(begin)

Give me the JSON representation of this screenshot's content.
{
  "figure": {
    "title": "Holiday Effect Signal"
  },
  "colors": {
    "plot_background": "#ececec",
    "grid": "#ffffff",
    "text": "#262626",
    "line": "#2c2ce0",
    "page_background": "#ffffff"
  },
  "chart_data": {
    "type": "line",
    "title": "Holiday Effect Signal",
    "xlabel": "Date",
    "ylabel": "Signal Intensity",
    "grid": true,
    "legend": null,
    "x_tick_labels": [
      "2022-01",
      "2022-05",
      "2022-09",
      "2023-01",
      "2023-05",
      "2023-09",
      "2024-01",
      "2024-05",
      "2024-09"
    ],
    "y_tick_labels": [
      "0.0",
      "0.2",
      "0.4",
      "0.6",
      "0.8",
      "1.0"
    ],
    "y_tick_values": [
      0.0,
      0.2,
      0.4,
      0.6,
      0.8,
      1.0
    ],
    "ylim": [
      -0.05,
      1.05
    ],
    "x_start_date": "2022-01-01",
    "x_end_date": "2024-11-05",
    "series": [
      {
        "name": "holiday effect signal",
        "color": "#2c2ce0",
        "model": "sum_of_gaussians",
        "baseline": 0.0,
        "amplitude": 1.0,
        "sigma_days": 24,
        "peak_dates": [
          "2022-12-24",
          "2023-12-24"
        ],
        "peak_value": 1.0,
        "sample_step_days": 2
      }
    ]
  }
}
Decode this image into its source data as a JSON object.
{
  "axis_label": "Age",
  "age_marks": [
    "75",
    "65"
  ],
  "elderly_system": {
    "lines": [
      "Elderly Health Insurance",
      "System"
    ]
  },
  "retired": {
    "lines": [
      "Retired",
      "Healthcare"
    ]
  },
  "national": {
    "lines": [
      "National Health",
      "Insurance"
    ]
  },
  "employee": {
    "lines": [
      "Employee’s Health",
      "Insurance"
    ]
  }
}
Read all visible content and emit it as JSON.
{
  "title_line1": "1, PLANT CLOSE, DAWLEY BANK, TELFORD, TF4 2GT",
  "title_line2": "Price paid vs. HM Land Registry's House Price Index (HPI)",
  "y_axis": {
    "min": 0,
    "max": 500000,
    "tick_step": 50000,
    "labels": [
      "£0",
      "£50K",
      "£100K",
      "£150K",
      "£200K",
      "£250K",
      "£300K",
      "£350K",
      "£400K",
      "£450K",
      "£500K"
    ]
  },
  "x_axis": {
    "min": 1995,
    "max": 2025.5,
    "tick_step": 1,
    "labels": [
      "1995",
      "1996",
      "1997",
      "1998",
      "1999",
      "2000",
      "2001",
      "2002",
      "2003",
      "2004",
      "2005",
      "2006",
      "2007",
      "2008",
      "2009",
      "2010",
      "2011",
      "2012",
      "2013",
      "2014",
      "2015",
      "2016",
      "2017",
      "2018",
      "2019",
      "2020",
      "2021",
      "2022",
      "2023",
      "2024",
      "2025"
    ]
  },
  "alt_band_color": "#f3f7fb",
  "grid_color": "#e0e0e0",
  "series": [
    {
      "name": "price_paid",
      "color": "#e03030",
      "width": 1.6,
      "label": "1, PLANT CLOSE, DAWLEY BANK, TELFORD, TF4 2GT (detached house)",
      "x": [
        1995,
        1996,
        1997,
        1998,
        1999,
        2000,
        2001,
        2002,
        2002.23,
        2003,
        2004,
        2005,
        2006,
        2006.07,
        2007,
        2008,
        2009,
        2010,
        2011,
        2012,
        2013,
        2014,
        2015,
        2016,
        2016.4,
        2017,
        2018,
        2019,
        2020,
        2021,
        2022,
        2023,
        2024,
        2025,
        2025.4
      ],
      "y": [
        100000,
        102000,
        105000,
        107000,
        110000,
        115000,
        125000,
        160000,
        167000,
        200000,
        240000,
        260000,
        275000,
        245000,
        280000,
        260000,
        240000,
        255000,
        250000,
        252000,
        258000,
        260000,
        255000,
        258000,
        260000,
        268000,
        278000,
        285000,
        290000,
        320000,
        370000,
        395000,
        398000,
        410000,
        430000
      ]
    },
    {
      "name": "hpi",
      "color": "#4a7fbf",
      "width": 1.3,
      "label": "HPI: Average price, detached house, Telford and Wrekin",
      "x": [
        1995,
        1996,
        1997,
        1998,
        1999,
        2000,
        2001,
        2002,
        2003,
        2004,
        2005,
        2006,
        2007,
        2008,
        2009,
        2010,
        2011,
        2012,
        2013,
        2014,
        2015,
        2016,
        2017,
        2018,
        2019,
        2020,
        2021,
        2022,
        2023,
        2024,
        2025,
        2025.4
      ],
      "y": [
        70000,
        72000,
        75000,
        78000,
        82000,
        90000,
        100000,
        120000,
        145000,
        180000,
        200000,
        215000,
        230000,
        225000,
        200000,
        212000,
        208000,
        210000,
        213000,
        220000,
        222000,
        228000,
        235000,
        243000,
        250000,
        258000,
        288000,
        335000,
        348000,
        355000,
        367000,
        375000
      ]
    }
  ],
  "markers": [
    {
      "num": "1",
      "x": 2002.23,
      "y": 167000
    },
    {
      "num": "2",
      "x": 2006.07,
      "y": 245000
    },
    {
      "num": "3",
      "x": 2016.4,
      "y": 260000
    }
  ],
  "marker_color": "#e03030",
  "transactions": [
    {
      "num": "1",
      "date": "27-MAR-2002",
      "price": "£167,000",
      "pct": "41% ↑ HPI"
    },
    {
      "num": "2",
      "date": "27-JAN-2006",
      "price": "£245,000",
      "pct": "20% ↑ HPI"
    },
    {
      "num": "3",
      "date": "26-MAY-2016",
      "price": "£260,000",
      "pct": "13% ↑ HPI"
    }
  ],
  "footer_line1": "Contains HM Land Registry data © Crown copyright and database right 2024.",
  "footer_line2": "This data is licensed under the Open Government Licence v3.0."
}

(end)

**GIVEN REQUEST**. Write only the number of lines in the records that include the word "name".

**RIGHT ANSWER**. 3